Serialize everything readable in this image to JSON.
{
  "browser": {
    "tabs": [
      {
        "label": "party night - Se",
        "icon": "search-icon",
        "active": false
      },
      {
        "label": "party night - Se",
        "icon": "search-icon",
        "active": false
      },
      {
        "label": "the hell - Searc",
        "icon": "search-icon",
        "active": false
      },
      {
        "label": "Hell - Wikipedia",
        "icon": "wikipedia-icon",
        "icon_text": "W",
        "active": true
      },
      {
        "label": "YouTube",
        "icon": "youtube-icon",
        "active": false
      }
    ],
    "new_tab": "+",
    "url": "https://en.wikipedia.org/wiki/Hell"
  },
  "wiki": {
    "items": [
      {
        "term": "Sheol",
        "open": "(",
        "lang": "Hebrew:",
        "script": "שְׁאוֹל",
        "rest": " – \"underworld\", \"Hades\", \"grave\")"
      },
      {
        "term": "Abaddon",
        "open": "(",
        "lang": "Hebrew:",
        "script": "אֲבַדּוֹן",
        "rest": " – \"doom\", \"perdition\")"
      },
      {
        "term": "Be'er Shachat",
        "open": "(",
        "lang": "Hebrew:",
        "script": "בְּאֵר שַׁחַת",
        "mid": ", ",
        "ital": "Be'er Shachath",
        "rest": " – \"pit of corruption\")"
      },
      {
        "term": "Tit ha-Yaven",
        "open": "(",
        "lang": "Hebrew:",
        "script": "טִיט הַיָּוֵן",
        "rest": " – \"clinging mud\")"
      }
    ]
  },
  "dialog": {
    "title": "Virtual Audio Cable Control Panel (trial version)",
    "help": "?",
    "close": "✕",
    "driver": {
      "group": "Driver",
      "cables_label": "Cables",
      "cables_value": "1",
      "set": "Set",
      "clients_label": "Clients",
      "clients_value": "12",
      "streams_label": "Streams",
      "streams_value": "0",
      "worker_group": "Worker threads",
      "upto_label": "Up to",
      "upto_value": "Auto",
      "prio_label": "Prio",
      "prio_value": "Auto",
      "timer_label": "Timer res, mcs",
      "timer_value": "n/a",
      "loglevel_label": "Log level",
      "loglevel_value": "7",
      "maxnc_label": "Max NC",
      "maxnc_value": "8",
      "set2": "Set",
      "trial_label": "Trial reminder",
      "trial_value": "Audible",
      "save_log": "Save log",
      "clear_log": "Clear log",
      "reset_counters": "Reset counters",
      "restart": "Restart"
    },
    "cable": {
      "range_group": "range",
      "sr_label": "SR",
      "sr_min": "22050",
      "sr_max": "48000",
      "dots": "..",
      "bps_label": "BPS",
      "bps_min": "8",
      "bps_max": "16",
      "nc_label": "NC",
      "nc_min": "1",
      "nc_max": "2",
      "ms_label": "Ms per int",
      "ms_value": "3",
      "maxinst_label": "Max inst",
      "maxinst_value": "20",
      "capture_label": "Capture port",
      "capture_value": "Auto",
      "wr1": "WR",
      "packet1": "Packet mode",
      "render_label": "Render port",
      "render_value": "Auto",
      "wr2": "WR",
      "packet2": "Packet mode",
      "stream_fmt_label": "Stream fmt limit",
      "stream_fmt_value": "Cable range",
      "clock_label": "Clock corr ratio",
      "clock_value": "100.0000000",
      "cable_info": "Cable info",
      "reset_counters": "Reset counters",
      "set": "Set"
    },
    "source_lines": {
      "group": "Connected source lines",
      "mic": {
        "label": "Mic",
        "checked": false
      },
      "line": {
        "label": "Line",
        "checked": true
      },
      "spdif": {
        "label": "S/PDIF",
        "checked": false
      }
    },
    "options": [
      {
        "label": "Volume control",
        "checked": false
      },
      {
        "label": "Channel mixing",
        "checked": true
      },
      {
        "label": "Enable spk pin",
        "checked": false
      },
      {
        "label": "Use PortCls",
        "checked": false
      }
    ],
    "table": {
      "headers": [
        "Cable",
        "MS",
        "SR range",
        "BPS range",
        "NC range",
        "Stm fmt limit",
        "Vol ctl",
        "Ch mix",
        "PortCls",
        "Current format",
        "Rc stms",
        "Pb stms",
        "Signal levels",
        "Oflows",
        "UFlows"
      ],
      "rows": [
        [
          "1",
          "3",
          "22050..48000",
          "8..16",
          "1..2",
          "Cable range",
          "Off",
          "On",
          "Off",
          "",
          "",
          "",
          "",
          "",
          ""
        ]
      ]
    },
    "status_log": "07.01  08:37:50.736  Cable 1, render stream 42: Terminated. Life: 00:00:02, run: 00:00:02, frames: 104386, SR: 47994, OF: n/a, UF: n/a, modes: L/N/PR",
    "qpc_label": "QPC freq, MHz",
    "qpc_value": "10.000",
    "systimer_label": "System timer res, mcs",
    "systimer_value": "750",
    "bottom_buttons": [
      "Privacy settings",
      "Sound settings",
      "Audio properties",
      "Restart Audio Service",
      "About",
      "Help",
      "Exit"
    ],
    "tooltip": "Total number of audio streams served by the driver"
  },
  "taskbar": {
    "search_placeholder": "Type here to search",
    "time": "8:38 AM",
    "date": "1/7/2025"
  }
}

Do this: Reproduce the records in full, exactly as written.

Response:
Serialize everything readable in this image to JSON.
{
  "browser": {
    "tabs": [
      {
        "label": "party night - Se",
        "icon": "search-icon",
        "active": false
      },
      {
        "label": "party night - Se",
        "icon": "search-icon",
        "active": false
      },
      {
        "label": "the hell - Searc",
        "icon": "search-icon",
        "active": false
      },
      {
        "label": "Hell - Wikipedia",
        "icon": "wikipedia-icon",
        "icon_text": "W",
        "active": true
      },
      {
        "label": "YouTube",
        "icon": "youtube-icon",
        "active": false
      }
    ],
    "new_tab": "+",
    "url": "https://en.wikipedia.org/wiki/Hell"
  },
  "wiki": {
    "items": [
      {
        "term": "Sheol",
        "open": "(",
        "lang": "Hebrew:",
        "script": "שְׁאוֹל",
        "rest": " – \"underworld\", \"Hades\", \"grave\")"
      },
      {
        "term": "Abaddon",
        "open": "(",
        "lang": "Hebrew:",
        "script": "אֲבַדּוֹן",
        "rest": " – \"doom\", \"perdition\")"
      },
      {
        "term": "Be'er Shachat",
        "open": "(",
        "lang": "Hebrew:",
        "script": "בְּאֵר שַׁחַת",
        "mid": ", ",
        "ital": "Be'er Shachath",
        "rest": " – \"pit of corruption\")"
      },
      {
        "term": "Tit ha-Yaven",
        "open": "(",
        "lang": "Hebrew:",
        "script": "טִיט הַיָּוֵן",
        "rest": " – \"clinging mud\")"
      }
    ]
  },
  "dialog": {
    "title": "Virtual Audio Cable Control Panel (trial version)",
    "help": "?",
    "close": "✕",
    "driver": {
      "group": "Driver",
      "cables_label": "Cables",
      "cables_value": "1",
      "set": "Set",
      "clients_label": "Clients",
      "clients_value": "12",
      "streams_label": "Streams",
      "streams_value": "0",
      "worker_group": "Worker threads",
      "upto_label": "Up to",
      "upto_value": "Auto",
      "prio_label": "Prio",
      "prio_value": "Auto",
      "timer_label": "Timer res, mcs",
      "timer_value": "n/a",
      "loglevel_label": "Log level",
      "loglevel_value": "7",
      "maxnc_label": "Max NC",
      "maxnc_value": "8",
      "set2": "Set",
      "trial_label": "Trial reminder",
      "trial_value": "Audible",
      "save_log": "Save log",
      "clear_log": "Clear log",
      "reset_counters": "Reset counters",
      "restart": "Restart"
    },
    "cable": {
      "range_group": "range",
      "sr_label": "SR",
      "sr_min": "22050",
      "sr_max": "48000",
      "dots": "..",
      "bps_label": "BPS",
      "bps_min": "8",
      "bps_max": "16",
      "nc_label": "NC",
      "nc_min": "1",
      "nc_max": "2",
      "ms_label": "Ms per int",
      "ms_value": "3",
      "maxinst_label": "Max inst",
      "maxinst_value": "20",
      "capture_label": "Capture port",
      "capture_value": "Auto",
      "wr1": "WR",
      "packet1": "Packet mode",
      "render_label": "Render port",
      "render_value": "Auto",
      "wr2": "WR",
      "packet2": "Packet mode",
      "stream_fmt_label": "Stream fmt limit",
      "stream_fmt_value": "Cable range",
      "clock_label": "Clock corr ratio",
      "clock_value": "100.0000000",
      "cable_info": "Cable info",
      "reset_counters": "Reset counters",
      "set": "Set"
    },
    "source_lines": {
      "group": "Connected source lines",
      "mic": {
        "label": "Mic",
        "checked": false
      },
      "line": {
        "label": "Line",
        "checked": true
      },
      "spdif": {
        "label": "S/PDIF",
        "checked": false
      }
    },
    "options": [
      {
        "label": "Volume control",
        "checked": false
      },
      {
        "label": "Channel mixing",
        "checked": true
      },
      {
        "label": "Enable spk pin",
        "checked": false
      },
      {
        "label": "Use PortCls",
        "checked": false
      }
    ],
    "table": {
      "headers": [
        "Cable",
        "MS",
        "SR range",
        "BPS range",
        "NC range",
        "Stm fmt limit",
        "Vol ctl",
        "Ch mix",
        "PortCls",
        "Current format",
        "Rc stms",
        "Pb stms",
        "Signal levels",
        "Oflows",
        "UFlows"
      ],
      "rows": [
        [
          "1",
          "3",
          "22050..48000",
          "8..16",
          "1..2",
          "Cable range",
          "Off",
          "On",
          "Off",
          "",
          "",
          "",
          "",
          "",
          ""
        ]
      ]
    },
    "status_log": "07.01  08:37:50.736  Cable 1, render stream 42: Terminated. Life: 00:00:02, run: 00:00:02, frames: 104386, SR: 47994, OF: n/a, UF: n/a, modes: L/N/PR",
    "qpc_label": "QPC freq, MHz",
    "qpc_value": "10.000",
    "systimer_label": "System timer res, mcs",
    "systimer_value": "750",
    "bottom_buttons": [
      "Privacy settings",
      "Sound settings",
      "Audio properties",
      "Restart Audio Service",
      "About",
      "Help",
      "Exit"
    ],
    "tooltip": "Total number of audio streams served by the driver"
  },
  "taskbar": {
    "search_placeholder": "Type here to search",
    "time": "8:38 AM",
    "date": "1/7/2025"
  }
}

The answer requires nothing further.